(DOCUMENT EXCERPT):
Space complexity of Interpolation search is always O(1), as we are not using any extra significant memory which is dependent on input.

## Best case Time complexity : O(1)

Time complexity of this search is highly dependent on uniformity of elements in the array.
We get O(1) time complexity when the key value we need to search for is in the middle of the array, then we get the best time complexity.

We have this uniformly distributed sorted array :

In this if the key element is middle element or close to middle element we will get the output in constant time, but this is a very small array so we will get constant time answer for all the elements if we give as key.

## Average case Time Complexity : O(log(logn))

Interpolation search when applied on sorted and uniformly distributed array gives Average Time Complexity of O(log(logn)) and thus is a better searching algorithm when a uniformly distributed array is given.

## Worst case Time Complexity : O(n)

(COLLECTED MATERIAL):

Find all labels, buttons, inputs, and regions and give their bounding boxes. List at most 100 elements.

(BRIEF 1):
Answer these questions about the interpolation search excerpt:
(a) What space complexity does it give for interpolation search?
(b) Where must the key value be in the array to get the best-case time complexity of O(1)?
(c) What average-case time complexity does it state, and for what kind of array?
(BRIEF 2): Can you carry on the interpolation search excerpt past its last heading?

(RESPONSE 1):
(a) O(1)
(b) In the middle of the array
(c) O(log(logn)), for a sorted and uniformly distributed array

(RESPONSE 2):
Worst case occurs when the elements in the array are exponentially distributed, example : arr = { 1, 2, 3, 4, 5, 6, 7, 8, 9, 1000000}
In this array if we want to search for element = 9,

We will get first pos value as 0, beacuse of the divison in formula ( end-start / arr[end]-arr[start ) = (10-0)/(1000000-9) = 0.000100009

And anything multiplied with this number would be 0 so, the loop will run close to n times and hence contributing towards the worst case time complexity of O(n).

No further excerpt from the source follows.